Collected data
----

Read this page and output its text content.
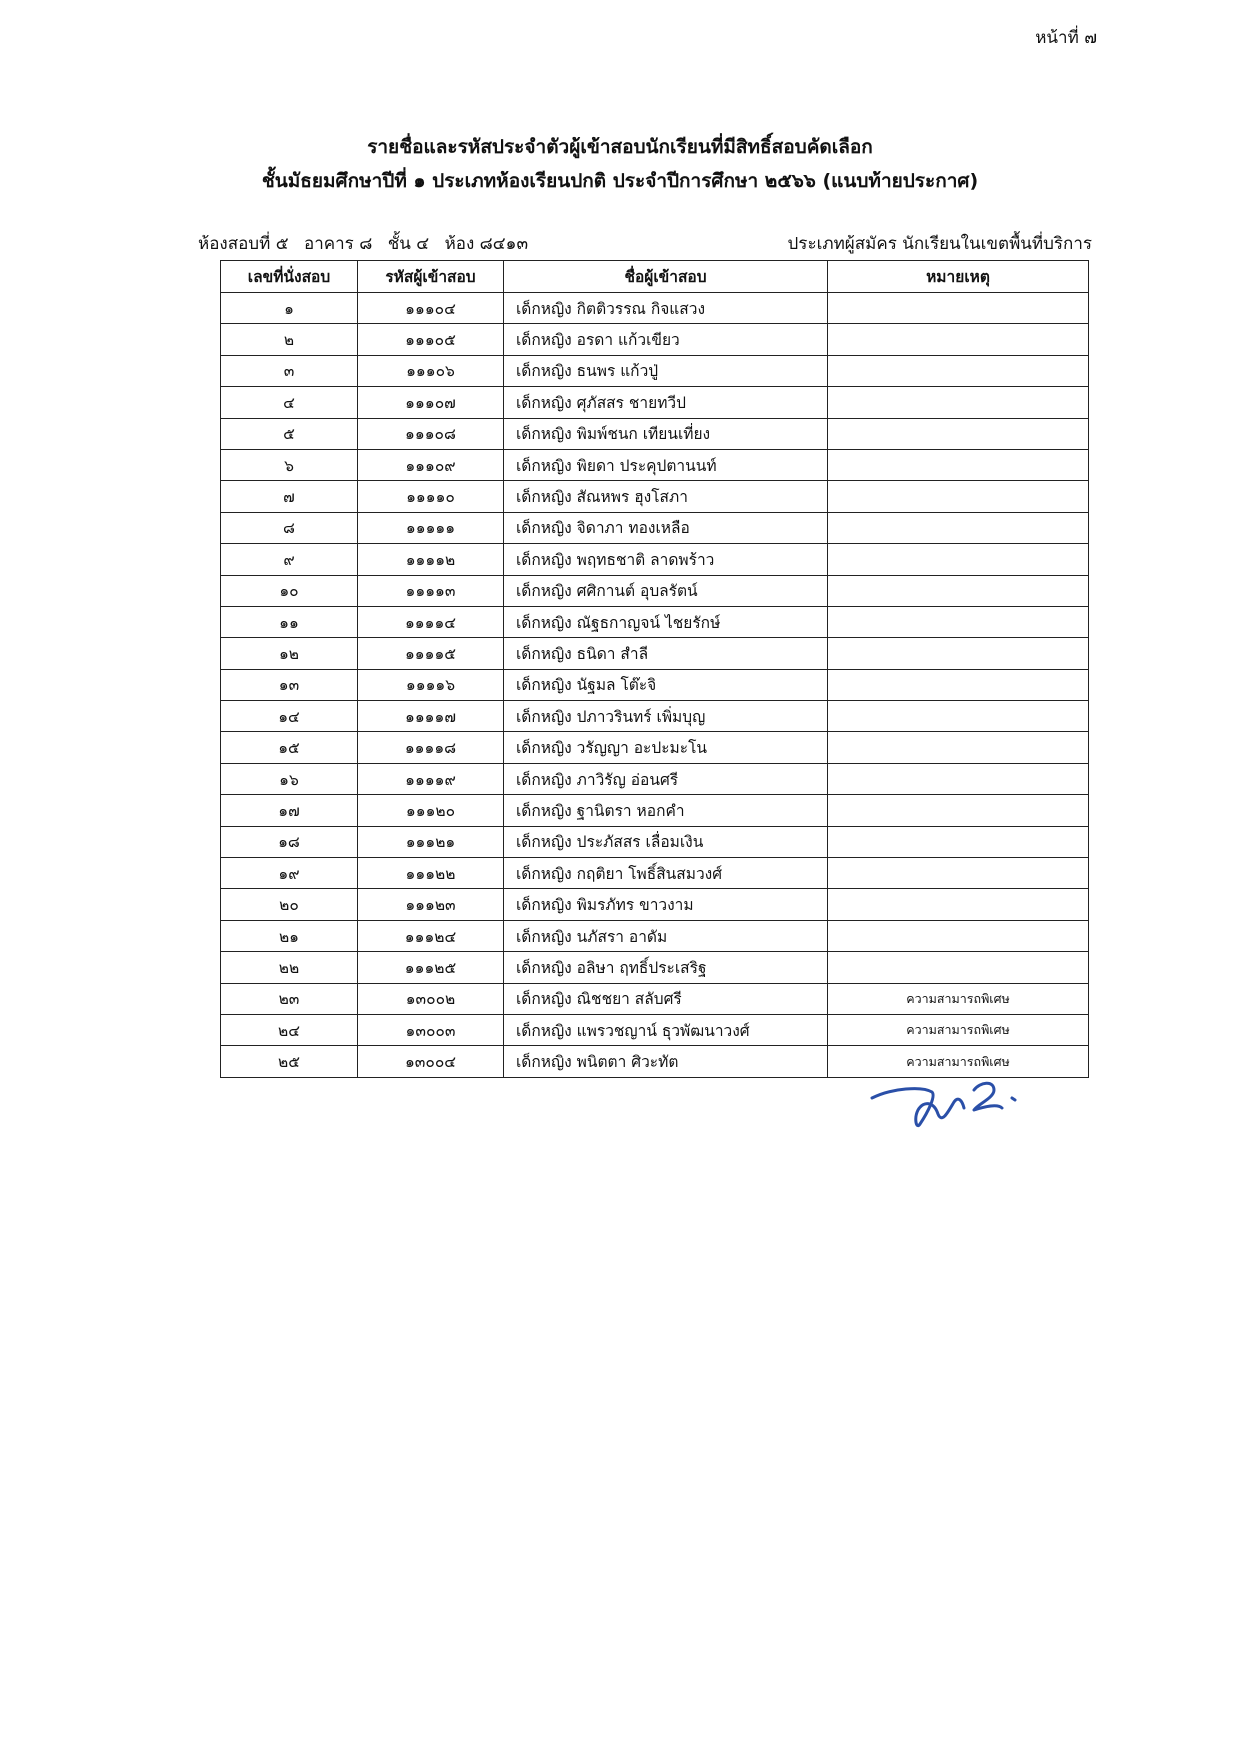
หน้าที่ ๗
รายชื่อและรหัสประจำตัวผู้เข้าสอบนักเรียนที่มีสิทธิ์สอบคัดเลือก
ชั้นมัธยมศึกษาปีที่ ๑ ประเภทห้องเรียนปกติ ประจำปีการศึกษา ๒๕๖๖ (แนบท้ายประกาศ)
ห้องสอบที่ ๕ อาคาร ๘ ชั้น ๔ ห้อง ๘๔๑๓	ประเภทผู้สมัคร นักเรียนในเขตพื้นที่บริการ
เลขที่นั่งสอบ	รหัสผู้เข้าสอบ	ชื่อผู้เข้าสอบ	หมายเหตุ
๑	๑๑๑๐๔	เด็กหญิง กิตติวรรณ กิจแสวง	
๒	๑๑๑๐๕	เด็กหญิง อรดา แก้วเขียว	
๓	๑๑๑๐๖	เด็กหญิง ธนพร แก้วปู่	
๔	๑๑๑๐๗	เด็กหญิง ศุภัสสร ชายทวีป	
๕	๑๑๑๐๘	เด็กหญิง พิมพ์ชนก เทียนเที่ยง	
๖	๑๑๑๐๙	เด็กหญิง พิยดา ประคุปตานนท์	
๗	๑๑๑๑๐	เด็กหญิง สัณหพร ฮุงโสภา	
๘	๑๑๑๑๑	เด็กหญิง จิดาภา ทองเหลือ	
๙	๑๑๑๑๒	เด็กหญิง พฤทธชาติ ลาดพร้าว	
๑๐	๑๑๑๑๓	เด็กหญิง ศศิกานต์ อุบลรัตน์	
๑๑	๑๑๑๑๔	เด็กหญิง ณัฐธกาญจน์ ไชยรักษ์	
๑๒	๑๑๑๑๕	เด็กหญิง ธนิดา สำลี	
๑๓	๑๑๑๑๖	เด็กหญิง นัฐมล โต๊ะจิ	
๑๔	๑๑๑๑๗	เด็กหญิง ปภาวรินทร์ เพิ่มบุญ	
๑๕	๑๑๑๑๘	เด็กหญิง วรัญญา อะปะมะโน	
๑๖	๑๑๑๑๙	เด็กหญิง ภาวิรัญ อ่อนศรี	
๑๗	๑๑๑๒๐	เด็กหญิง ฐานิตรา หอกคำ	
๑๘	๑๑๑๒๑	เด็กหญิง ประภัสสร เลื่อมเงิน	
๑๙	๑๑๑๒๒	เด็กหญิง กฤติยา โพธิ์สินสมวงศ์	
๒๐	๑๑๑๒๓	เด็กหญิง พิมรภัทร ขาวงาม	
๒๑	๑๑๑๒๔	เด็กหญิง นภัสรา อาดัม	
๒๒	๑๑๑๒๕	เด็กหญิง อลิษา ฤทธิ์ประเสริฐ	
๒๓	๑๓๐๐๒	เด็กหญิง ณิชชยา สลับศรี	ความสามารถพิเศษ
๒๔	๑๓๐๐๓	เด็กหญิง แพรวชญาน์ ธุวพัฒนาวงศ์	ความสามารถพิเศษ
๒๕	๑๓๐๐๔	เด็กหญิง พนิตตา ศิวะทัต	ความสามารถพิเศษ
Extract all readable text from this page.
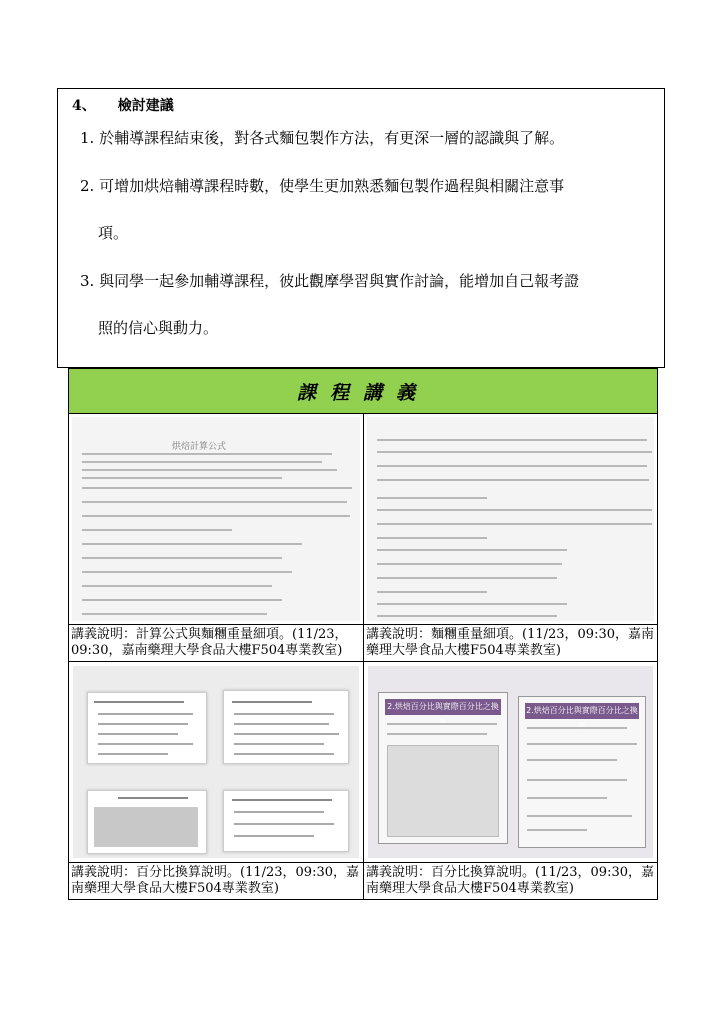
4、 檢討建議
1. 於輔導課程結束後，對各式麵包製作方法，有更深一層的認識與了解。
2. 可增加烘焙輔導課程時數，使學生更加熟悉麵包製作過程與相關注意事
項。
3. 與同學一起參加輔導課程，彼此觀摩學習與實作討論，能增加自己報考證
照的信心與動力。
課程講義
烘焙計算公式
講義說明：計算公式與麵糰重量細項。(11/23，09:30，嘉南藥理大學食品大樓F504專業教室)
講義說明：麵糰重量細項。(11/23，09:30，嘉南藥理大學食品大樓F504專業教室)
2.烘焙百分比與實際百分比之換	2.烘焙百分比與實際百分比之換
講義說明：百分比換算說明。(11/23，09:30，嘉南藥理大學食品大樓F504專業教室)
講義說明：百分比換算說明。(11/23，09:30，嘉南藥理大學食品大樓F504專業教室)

----

▸ PROBLEM TO SOLVE
From the line containing "Extract all readable text from this page." through the last line of the records, both included, output those lines exactly and nothing else; skip the pictures.

▸ CORRECT RESPONSE
Extract all readable text from this page.
4、 檢討建議
1. 於輔導課程結束後，對各式麵包製作方法，有更深一層的認識與了解。
2. 可增加烘焙輔導課程時數，使學生更加熟悉麵包製作過程與相關注意事
項。
3. 與同學一起參加輔導課程，彼此觀摩學習與實作討論，能增加自己報考證
照的信心與動力。
課程講義
烘焙計算公式
講義說明：計算公式與麵糰重量細項。(11/23，09:30，嘉南藥理大學食品大樓F504專業教室)
講義說明：麵糰重量細項。(11/23，09:30，嘉南藥理大學食品大樓F504專業教室)
2.烘焙百分比與實際百分比之換	2.烘焙百分比與實際百分比之換
講義說明：百分比換算說明。(11/23，09:30，嘉南藥理大學食品大樓F504專業教室)
講義說明：百分比換算說明。(11/23，09:30，嘉南藥理大學食品大樓F504專業教室)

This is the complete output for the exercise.